→ Exercise aim:
Set down the data below without change, skipping the pictures it holds.

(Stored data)
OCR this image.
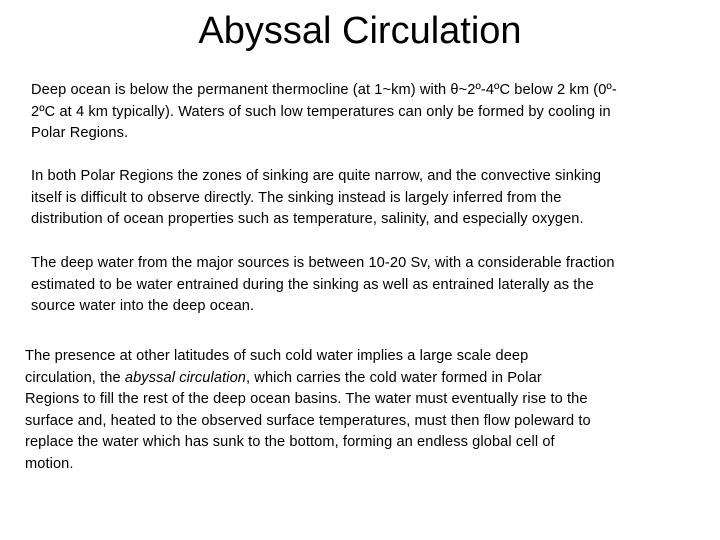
Abyssal Circulation

Deep ocean is below the permanent thermocline (at 1~km) with θ~2º-4ºC below 2 km (0º-
2ºC at 4 km typically). Waters of such low temperatures can only be formed by cooling in
Polar Regions.

In both Polar Regions the zones of sinking are quite narrow, and the convective sinking
itself is difficult to observe directly. The sinking instead is largely inferred from the
distribution of ocean properties such as temperature, salinity, and especially oxygen.

The deep water from the major sources is between 10-20 Sv, with a considerable fraction
estimated to be water entrained during the sinking as well as entrained laterally as the
source water into the deep ocean.

The presence at other latitudes of such cold water implies a large scale deep
circulation, the abyssal circulation, which carries the cold water formed in Polar
Regions to fill the rest of the deep ocean basins. The water must eventually rise to the
surface and, heated to the observed surface temperatures, must then flow poleward to
replace the water which has sunk to the bottom, forming an endless global cell of
motion.
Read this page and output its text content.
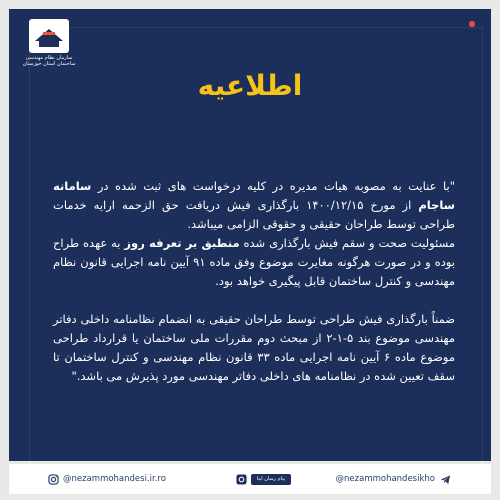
سازمان نظام مهندسی ساختمان استان خوزستان
اطلاعیه

"با عنایت به مصوبه هیات مدیره در کلیه درخواست های ثبت شده در سامانه ساجام از مورخ ۱۴۰۰/۱۲/۱۵ بارگذاری فیش دریافت حق الزحمه ارایه خدمات طراحی توسط طراحان حقیقی و حقوقی الزامی میباشد.

مسئولیت صحت و سقم فیش بارگذاری شده منطبق بر تعرفه روز به عهده طراح بوده و در صورت هرگونه مغایرت موضوع وفق ماده ۹۱ آیین نامه اجرایی قانون نظام مهندسی و کنترل ساختمان قابل پیگیری خواهد بود.

ضمناً بارگذاری فیش طراحی توسط طراحان حقیقی به انضمام نظامنامه داخلی دفاتر مهندسی موضوع بند ۵-۱-۲ از مبحث دوم مقررات ملی ساختمان یا قرارداد طراحی موضوع ماده ۶ آیین نامه اجرایی ماده ۳۳ قانون نظام مهندسی و کنترل ساختمان تا سقف تعیین شده در نظامنامه های داخلی دفاتر مهندسی مورد پذیرش می باشد."

@nezammohandesi.ir.ro	پیام رسان ایتا	@nezammohandesikho
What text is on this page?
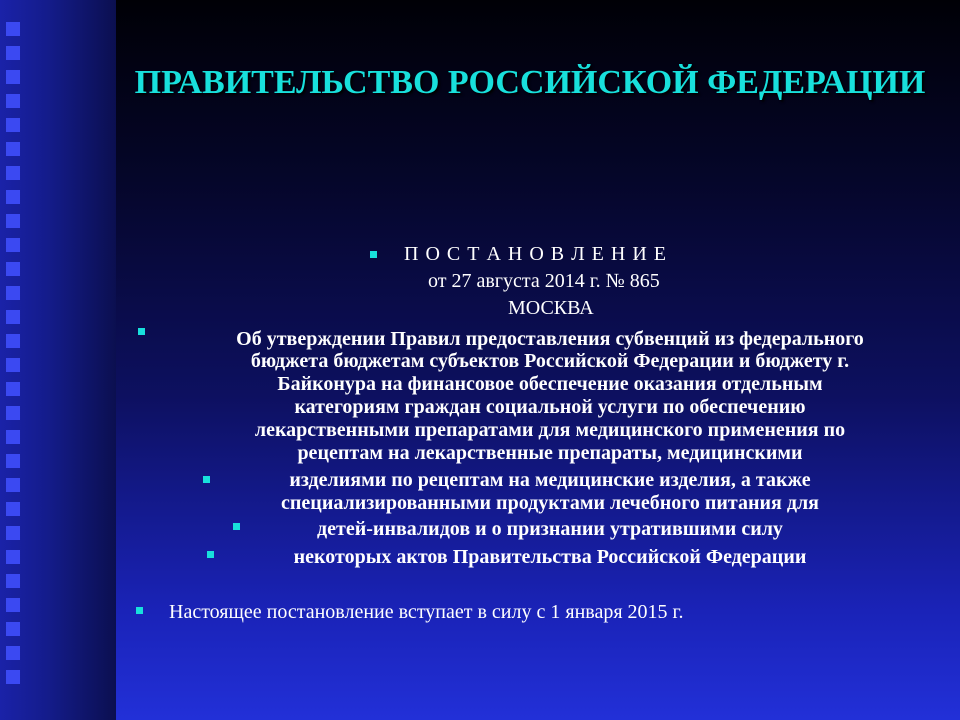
ПРАВИТЕЛЬСТВО РОССИЙСКОЙ ФЕДЕРАЦИИ
П О С Т А Н О В Л Е Н И Е
от 27 августа 2014 г. № 865
МОСКВА
Об утверждении Правил предоставления субвенций из федерального
бюджета бюджетам субъектов Российской Федерации и бюджету г.
Байконура на финансовое обеспечение оказания отдельным
категориям граждан социальной услуги по обеспечению
лекарственными препаратами для медицинского применения по
рецептам на лекарственные препараты, медицинскими
изделиями по рецептам на медицинские изделия, а также
специализированными продуктами лечебного питания для
детей-инвалидов и о признании утратившими силу
некоторых актов Правительства Российской Федерации
Настоящее постановление вступает в силу с 1 января 2015 г.
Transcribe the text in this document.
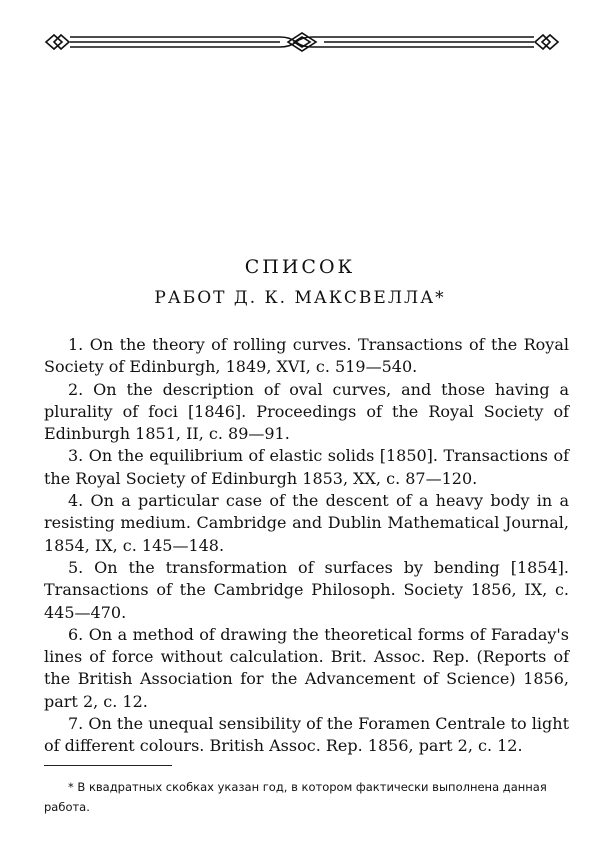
СПИСОК
РАБОТ Д. К. МАКСВЕЛЛА*
1. On the theory of rolling curves. Transactions of the Royal Society of Edinburgh, 1849, XVI, с. 519—540.
2. On the description of oval curves, and those having a plurality of foci [1846]. Proceedings of the Royal Society of Edinburgh 1851, II, с. 89—91.
3. On the equilibrium of elastic solids [1850]. Transactions of the Royal Society of Edinburgh 1853, XX, с. 87—120.
4. On a particular case of the descent of a heavy body in a resisting medium. Cambridge and Dublin Mathematical Journal, 1854, IX, с. 145—148.
5. On the transformation of surfaces by bending [1854]. Transactions of the Cambridge Philosoph. Society 1856, IX, с. 445—470.
6. On a method of drawing the theoretical forms of Faraday's lines of force without calculation. Brit. Assoc. Rep. (Reports of the British Association for the Advancement of Science) 1856, part 2, с. 12.
7. On the unequal sensibility of the Foramen Centrale to light of different colours. British Assoc. Rep. 1856, part 2, с. 12.

* В квадратных скобках указан год, в котором фактически выполнена данная работа.
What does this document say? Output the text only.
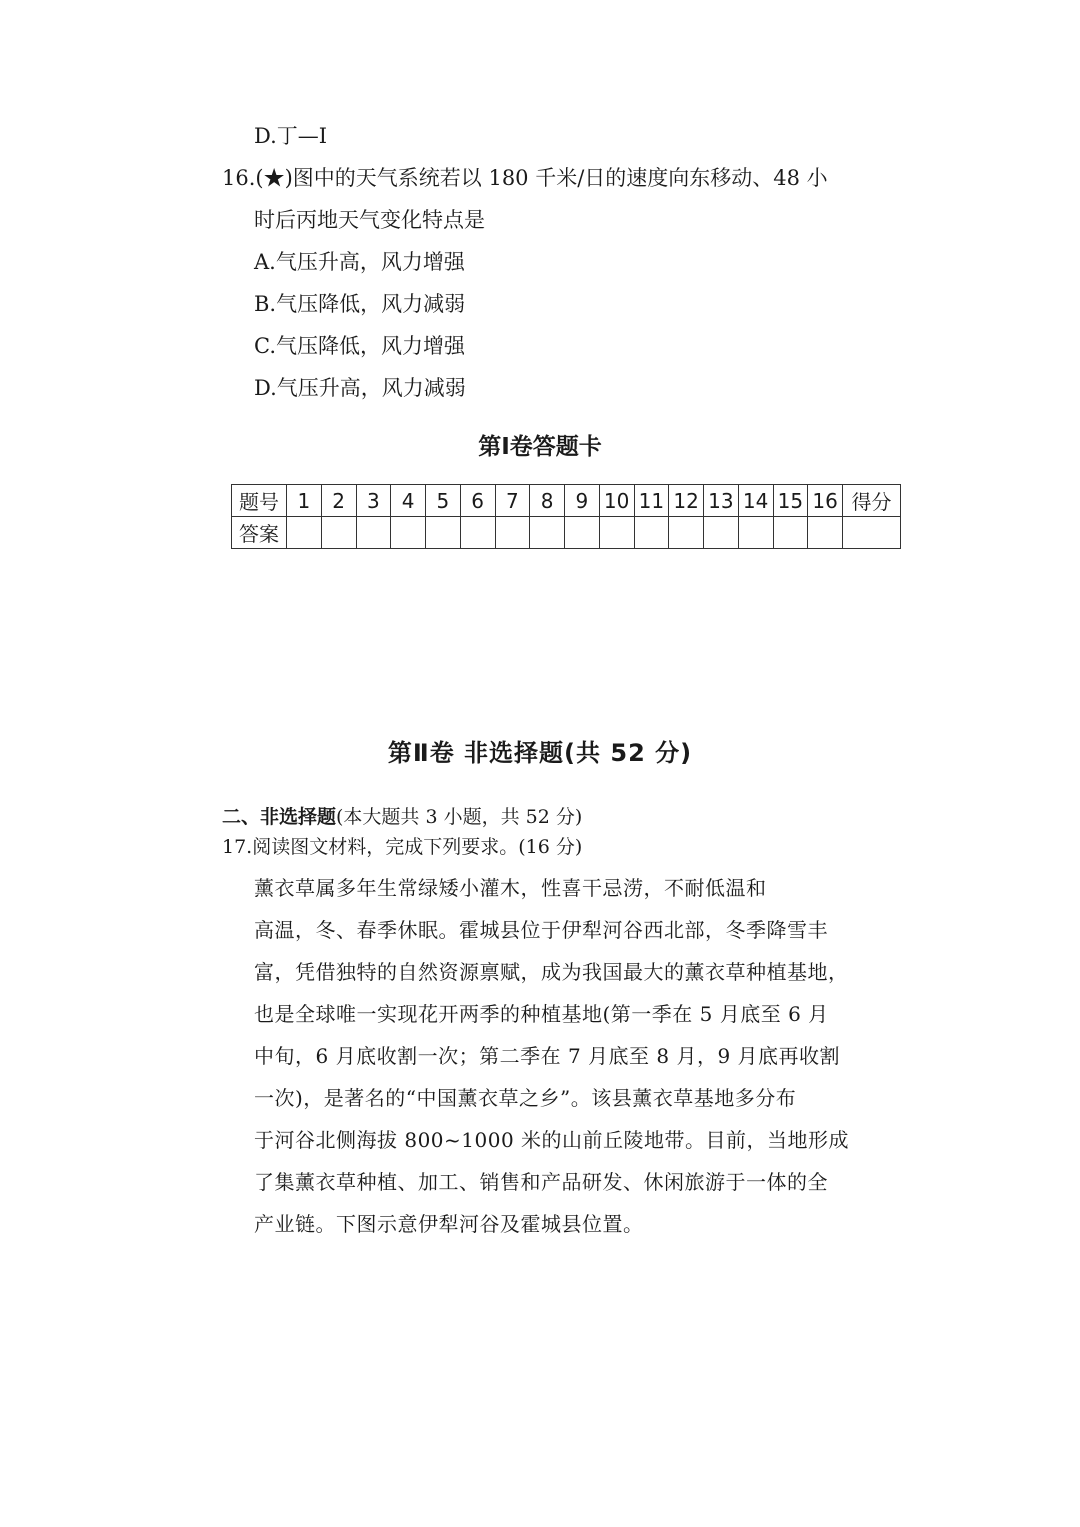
D.丁—I
16.(★)图中的天气系统若以 180 千米/日的速度向东移动、48 小
时后丙地天气变化特点是
A.气压升高，风力增强
B.气压降低，风力减弱
C.气压降低，风力增强
D.气压升高，风力减弱
第Ⅰ卷答题卡
题号	1	2	3	4	5	6	7	8	9	10	11	12	13	14	15	16	得分
答案																	
第Ⅱ卷 非选择题(共 52 分)
二、非选择题(本大题共 3 小题，共 52 分)
17.阅读图文材料，完成下列要求。(16 分)
薰衣草属多年生常绿矮小灌木，性喜干忌涝，不耐低温和
高温，冬、春季休眠。霍城县位于伊犁河谷西北部，冬季降雪丰
富，凭借独特的自然资源禀赋，成为我国最大的薰衣草种植基地，
也是全球唯一实现花开两季的种植基地(第一季在 5 月底至 6 月
中旬，6 月底收割一次；第二季在 7 月底至 8 月，9 月底再收割
一次)，是著名的“中国薰衣草之乡”。该县薰衣草基地多分布
于河谷北侧海拔 800~1000 米的山前丘陵地带。目前，当地形成
了集薰衣草种植、加工、销售和产品研发、休闲旅游于一体的全
产业链。下图示意伊犁河谷及霍城县位置。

→ Response:
OCR this image.
Abyssal Circulation

Deep ocean is below the permanent thermocline (at 1~km) with θ~2º-4ºC below 2 km (0º-
2ºC at 4 km typically). Waters of such low temperatures can only be formed by cooling in
Polar Regions.

In both Polar Regions the zones of sinking are quite narrow, and the convective sinking
itself is difficult to observe directly. The sinking instead is largely inferred from the
distribution of ocean properties such as temperature, salinity, and especially oxygen.

The deep water from the major sources is between 10-20 Sv, with a considerable fraction
estimated to be water entrained during the sinking as well as entrained laterally as the
source water into the deep ocean.

The presence at other latitudes of such cold water implies a large scale deep
circulation, the abyssal circulation, which carries the cold water formed in Polar
Regions to fill the rest of the deep ocean basins. The water must eventually rise to the
surface and, heated to the observed surface temperatures, must then flow poleward to
replace the water which has sunk to the bottom, forming an endless global cell of
motion.
Read this page and output its text content.
سازمان نظام مهندسی ساختمان استان خوزستان
اطلاعیه

"با عنایت به مصوبه هیات مدیره در کلیه درخواست های ثبت شده در سامانه ساجام از مورخ ۱۴۰۰/۱۲/۱۵ بارگذاری فیش دریافت حق الزحمه ارایه خدمات طراحی توسط طراحان حقیقی و حقوقی الزامی میباشد.

مسئولیت صحت و سقم فیش بارگذاری شده منطبق بر تعرفه روز به عهده طراح بوده و در صورت هرگونه مغایرت موضوع وفق ماده ۹۱ آیین نامه اجرایی قانون نظام مهندسی و کنترل ساختمان قابل پیگیری خواهد بود.

ضمناً بارگذاری فیش طراحی توسط طراحان حقیقی به انضمام نظامنامه داخلی دفاتر مهندسی موضوع بند ۵-۱-۲ از مبحث دوم مقررات ملی ساختمان یا قرارداد طراحی موضوع ماده ۶ آیین نامه اجرایی ماده ۳۳ قانون نظام مهندسی و کنترل ساختمان تا سقف تعیین شده در نظامنامه های داخلی دفاتر مهندسی مورد پذیرش می باشد."

@nezammohandesi.ir.ro	پیام رسان ایتا	@nezammohandesikho
What text is on this page?
ПРАВИТЕЛЬСТВО РОССИЙСКОЙ ФЕДЕРАЦИИ
П О С Т А Н О В Л Е Н И Е
от 27 августа 2014 г. № 865
МОСКВА
Об утверждении Правил предоставления субвенций из федерального
бюджета бюджетам субъектов Российской Федерации и бюджету г.
Байконура на финансовое обеспечение оказания отдельным
категориям граждан социальной услуги по обеспечению
лекарственными препаратами для медицинского применения по
рецептам на лекарственные препараты, медицинскими
изделиями по рецептам на медицинские изделия, а также
специализированными продуктами лечебного питания для
детей-инвалидов и о признании утратившими силу
некоторых актов Правительства Российской Федерации
Настоящее постановление вступает в силу с 1 января 2015 г.
Transcribe the text in this document.
СПИСОК
РАБОТ Д. К. МАКСВЕЛЛА*
1. On the theory of rolling curves. Transactions of the Royal Society of Edinburgh, 1849, XVI, с. 519—540.
2. On the description of oval curves, and those having a plurality of foci [1846]. Proceedings of the Royal Society of Edinburgh 1851, II, с. 89—91.
3. On the equilibrium of elastic solids [1850]. Transactions of the Royal Society of Edinburgh 1853, XX, с. 87—120.
4. On a particular case of the descent of a heavy body in a resisting medium. Cambridge and Dublin Mathematical Journal, 1854, IX, с. 145—148.
5. On the transformation of surfaces by bending [1854]. Transactions of the Cambridge Philosoph. Society 1856, IX, с. 445—470.
6. On a method of drawing the theoretical forms of Faraday's lines of force without calculation. Brit. Assoc. Rep. (Reports of the British Association for the Advancement of Science) 1856, part 2, с. 12.
7. On the unequal sensibility of the Foramen Centrale to light of different colours. British Assoc. Rep. 1856, part 2, с. 12.

* В квадратных скобках указан год, в котором фактически выполнена данная работа.
What does this document say? Output the text only.
D.丁—I
16.(★)图中的天气系统若以 180 千米/日的速度向东移动、48 小
时后丙地天气变化特点是
A.气压升高，风力增强
B.气压降低，风力减弱
C.气压降低，风力增强
D.气压升高，风力减弱
第Ⅰ卷答题卡
题号	1	2	3	4	5	6	7	8	9	10	11	12	13	14	15	16	得分
答案																	
第Ⅱ卷 非选择题(共 52 分)
二、非选择题(本大题共 3 小题，共 52 分)
17.阅读图文材料，完成下列要求。(16 分)
薰衣草属多年生常绿矮小灌木，性喜干忌涝，不耐低温和
高温，冬、春季休眠。霍城县位于伊犁河谷西北部，冬季降雪丰
富，凭借独特的自然资源禀赋，成为我国最大的薰衣草种植基地，
也是全球唯一实现花开两季的种植基地(第一季在 5 月底至 6 月
中旬，6 月底收割一次；第二季在 7 月底至 8 月，9 月底再收割
一次)，是著名的“中国薰衣草之乡”。该县薰衣草基地多分布
于河谷北侧海拔 800~1000 米的山前丘陵地带。目前，当地形成
了集薰衣草种植、加工、销售和产品研发、休闲旅游于一体的全
产业链。下图示意伊犁河谷及霍城县位置。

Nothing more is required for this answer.